WHAT YOU NEED TO DO: Wherever the string "Erythrocyte" appears in the records, return the line that holds it.

[Page transcription entries]
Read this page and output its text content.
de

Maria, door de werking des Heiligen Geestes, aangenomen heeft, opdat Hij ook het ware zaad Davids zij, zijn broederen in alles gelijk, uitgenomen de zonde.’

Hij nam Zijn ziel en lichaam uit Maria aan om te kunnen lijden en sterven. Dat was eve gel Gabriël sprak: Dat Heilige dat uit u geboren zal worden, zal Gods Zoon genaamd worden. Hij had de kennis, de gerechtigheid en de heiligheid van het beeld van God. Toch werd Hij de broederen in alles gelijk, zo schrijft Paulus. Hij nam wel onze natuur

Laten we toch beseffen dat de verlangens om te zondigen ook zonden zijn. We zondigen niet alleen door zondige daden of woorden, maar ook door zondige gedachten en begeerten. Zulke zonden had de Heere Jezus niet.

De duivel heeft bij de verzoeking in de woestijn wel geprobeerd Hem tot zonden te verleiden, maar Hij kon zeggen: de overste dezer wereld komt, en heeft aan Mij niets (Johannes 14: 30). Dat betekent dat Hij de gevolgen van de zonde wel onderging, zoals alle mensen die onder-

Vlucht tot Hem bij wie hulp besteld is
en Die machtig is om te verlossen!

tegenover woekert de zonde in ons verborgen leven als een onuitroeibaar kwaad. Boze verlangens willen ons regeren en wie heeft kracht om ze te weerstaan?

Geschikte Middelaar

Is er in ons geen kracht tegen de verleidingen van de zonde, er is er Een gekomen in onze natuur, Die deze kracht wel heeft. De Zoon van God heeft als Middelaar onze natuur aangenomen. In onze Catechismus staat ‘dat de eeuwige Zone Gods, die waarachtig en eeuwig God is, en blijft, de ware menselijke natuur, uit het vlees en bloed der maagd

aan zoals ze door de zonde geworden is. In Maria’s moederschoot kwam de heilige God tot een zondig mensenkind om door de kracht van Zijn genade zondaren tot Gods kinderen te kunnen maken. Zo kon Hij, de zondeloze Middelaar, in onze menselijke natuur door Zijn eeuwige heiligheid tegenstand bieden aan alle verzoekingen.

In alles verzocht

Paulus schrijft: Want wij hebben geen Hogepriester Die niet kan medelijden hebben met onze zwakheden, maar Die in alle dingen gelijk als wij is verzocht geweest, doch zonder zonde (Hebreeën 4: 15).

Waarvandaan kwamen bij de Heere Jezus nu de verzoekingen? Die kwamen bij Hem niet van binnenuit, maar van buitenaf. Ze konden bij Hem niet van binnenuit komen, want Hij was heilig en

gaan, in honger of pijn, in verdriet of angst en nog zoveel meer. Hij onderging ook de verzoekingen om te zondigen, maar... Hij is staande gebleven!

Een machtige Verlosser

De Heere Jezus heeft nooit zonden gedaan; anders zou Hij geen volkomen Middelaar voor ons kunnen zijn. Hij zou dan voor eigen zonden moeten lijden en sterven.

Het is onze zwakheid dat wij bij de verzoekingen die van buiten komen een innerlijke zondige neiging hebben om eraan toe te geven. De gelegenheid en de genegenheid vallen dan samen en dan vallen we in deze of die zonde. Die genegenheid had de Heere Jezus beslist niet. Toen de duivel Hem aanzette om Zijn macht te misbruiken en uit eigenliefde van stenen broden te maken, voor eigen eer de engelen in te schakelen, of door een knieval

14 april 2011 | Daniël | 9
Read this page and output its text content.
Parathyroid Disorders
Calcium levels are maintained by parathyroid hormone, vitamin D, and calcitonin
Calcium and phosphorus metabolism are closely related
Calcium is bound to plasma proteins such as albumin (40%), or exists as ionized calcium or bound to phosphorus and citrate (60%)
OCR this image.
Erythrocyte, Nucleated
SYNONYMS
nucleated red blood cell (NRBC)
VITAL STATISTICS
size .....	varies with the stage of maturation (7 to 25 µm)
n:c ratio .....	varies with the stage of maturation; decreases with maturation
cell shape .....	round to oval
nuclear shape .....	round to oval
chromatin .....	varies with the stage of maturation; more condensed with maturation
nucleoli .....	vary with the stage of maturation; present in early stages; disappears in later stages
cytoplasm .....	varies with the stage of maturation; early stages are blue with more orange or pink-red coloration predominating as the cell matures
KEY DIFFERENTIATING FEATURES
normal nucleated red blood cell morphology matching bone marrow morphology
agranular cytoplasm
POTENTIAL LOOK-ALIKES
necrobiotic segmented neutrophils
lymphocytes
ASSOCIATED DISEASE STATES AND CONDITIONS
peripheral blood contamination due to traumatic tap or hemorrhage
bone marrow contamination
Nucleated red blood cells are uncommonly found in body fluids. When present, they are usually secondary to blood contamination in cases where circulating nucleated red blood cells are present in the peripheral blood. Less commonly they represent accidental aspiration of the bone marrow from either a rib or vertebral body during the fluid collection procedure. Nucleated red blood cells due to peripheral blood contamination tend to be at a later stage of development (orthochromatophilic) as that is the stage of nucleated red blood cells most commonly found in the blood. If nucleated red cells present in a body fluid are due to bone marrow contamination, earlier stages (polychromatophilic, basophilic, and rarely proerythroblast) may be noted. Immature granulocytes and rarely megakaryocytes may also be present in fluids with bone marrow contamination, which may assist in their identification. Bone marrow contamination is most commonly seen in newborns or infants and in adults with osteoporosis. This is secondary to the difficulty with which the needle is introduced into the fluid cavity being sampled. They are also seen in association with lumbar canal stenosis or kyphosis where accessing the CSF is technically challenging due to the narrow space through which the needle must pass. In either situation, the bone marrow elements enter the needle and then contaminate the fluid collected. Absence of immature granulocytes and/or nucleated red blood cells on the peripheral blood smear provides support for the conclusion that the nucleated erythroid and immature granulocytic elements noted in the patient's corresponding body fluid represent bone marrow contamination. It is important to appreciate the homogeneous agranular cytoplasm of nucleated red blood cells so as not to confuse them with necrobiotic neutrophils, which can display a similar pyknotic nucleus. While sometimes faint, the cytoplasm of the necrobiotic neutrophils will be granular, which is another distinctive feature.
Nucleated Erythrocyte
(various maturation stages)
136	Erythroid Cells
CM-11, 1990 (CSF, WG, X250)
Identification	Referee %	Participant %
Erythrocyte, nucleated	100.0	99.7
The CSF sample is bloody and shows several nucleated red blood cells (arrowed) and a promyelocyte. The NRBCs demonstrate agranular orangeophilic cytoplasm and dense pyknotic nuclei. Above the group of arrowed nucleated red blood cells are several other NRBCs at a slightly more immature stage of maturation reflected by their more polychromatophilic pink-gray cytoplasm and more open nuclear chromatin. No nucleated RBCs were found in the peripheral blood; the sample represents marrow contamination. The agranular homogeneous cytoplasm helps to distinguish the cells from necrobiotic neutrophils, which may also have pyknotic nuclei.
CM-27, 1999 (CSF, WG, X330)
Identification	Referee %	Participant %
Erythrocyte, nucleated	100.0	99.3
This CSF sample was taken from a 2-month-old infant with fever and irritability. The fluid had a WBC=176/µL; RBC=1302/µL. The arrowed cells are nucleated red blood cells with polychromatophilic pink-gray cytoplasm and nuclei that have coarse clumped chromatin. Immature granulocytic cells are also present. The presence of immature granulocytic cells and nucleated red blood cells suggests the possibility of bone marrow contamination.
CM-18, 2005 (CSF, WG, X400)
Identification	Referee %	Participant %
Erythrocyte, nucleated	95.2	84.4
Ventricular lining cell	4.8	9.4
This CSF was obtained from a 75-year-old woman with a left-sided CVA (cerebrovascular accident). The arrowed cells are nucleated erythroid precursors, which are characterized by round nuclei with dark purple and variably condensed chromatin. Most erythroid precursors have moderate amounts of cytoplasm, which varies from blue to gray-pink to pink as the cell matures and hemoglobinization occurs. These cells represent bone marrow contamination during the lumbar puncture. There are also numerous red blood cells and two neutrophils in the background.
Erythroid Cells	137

ANSWER TO THIS PROBLEM:
Erythrocyte, Nucleated
Nucleated Erythrocyte
Erythrocyte, nucleated	100.0	99.7
Erythrocyte, nucleated	100.0	99.3
Erythrocyte, nucleated	95.2	84.4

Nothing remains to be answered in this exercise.